§ **Task details**: From the listing below, pull each line that includes "Soil".

§ **Data provided**:
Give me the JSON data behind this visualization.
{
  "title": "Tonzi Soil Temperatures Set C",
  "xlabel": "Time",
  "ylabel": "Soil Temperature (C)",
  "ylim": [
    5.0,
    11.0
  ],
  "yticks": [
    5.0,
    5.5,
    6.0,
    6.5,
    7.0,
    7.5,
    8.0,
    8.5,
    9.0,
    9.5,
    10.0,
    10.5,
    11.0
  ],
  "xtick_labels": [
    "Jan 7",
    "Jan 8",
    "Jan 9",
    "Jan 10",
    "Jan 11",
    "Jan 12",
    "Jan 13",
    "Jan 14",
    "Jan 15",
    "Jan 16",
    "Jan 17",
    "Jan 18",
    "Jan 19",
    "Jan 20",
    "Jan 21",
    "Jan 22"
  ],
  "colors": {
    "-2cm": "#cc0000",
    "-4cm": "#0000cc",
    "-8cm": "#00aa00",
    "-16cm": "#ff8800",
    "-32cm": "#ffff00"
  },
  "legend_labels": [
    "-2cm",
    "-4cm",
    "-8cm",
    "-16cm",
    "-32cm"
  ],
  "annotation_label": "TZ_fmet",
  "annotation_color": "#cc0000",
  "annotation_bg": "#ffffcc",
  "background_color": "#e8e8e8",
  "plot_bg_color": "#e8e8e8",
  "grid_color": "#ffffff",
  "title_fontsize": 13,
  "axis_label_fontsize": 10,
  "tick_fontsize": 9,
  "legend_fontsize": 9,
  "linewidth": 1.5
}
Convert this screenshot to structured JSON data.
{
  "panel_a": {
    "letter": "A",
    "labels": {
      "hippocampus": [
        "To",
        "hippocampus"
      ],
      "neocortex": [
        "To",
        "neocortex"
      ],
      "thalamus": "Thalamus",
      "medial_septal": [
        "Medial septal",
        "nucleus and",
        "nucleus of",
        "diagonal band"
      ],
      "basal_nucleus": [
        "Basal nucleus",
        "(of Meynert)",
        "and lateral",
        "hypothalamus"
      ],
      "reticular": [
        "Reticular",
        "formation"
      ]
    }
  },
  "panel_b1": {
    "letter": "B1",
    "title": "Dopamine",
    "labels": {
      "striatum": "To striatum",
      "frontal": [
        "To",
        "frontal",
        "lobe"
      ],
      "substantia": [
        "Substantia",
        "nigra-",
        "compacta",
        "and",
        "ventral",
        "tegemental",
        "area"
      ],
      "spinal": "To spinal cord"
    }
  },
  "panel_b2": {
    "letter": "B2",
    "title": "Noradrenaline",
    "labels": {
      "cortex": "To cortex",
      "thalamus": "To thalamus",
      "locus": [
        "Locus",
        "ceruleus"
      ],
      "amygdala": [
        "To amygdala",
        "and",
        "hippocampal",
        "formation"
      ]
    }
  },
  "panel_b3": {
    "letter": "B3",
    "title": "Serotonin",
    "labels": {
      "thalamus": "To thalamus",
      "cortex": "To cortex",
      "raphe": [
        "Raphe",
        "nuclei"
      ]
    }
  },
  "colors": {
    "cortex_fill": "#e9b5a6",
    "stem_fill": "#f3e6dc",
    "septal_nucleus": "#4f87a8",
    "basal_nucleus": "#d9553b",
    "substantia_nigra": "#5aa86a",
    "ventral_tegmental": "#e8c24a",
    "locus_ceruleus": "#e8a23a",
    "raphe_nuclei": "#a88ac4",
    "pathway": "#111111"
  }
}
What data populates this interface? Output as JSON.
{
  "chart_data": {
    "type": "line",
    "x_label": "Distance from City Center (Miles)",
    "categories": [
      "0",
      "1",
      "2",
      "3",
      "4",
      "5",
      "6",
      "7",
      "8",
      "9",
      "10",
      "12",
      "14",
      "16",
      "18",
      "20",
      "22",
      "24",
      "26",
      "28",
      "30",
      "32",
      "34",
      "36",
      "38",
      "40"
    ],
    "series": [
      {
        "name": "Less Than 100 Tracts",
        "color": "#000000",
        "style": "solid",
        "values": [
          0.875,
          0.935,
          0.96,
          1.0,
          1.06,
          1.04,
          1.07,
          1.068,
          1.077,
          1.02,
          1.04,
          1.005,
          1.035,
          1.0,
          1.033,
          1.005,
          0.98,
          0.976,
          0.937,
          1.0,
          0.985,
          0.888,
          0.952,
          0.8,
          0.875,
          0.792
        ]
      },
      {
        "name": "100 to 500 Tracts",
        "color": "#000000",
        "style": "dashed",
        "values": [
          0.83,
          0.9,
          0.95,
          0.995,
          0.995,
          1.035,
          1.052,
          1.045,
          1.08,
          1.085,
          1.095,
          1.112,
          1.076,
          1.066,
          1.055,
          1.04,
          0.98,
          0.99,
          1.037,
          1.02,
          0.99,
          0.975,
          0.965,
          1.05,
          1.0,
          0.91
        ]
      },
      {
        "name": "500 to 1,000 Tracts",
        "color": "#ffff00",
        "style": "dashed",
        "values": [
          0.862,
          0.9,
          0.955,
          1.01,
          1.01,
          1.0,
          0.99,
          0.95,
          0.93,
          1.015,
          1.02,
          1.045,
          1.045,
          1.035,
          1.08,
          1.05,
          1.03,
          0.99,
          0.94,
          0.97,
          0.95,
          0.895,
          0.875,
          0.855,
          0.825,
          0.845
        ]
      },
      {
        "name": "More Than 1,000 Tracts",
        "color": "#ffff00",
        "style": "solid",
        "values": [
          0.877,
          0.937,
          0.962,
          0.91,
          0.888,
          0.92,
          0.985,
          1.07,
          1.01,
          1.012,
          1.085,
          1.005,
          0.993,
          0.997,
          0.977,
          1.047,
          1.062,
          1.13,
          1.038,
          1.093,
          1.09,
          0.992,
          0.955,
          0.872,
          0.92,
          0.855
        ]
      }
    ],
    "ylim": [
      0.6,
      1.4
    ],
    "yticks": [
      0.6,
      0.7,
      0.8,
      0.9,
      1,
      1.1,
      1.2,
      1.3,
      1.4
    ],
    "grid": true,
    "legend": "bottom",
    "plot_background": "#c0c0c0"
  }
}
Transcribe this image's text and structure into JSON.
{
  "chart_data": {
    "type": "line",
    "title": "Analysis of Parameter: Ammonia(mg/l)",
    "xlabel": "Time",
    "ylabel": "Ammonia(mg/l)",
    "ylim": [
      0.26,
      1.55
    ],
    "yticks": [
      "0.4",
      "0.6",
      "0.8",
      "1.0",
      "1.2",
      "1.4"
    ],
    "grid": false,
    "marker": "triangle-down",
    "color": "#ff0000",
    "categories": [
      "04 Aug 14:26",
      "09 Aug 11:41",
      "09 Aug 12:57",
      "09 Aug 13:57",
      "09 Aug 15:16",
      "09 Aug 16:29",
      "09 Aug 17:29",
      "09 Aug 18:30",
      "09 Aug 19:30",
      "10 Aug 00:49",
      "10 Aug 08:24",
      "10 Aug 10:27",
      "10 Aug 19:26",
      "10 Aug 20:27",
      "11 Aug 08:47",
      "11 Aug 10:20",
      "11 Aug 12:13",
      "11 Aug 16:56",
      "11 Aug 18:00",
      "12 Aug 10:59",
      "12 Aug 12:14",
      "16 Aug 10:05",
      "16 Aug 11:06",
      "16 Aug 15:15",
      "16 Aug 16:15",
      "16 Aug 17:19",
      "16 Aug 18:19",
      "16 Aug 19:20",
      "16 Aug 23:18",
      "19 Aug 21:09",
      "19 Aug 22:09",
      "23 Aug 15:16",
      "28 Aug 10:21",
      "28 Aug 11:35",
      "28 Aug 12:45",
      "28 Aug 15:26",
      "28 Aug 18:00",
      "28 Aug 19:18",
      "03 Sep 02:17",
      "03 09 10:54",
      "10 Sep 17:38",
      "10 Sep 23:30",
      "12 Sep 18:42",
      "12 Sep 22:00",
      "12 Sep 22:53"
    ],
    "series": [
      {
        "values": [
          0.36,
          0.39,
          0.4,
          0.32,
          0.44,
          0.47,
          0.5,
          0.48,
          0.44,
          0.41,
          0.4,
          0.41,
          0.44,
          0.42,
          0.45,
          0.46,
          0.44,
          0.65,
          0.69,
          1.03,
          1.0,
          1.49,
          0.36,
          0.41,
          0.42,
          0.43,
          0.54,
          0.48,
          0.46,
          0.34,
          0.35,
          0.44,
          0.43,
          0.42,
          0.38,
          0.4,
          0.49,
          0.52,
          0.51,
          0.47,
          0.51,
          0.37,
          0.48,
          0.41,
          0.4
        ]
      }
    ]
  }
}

§ **Answer**:
  "title": "Tonzi Soil Temperatures Set C",
  "ylabel": "Soil Temperature (C)",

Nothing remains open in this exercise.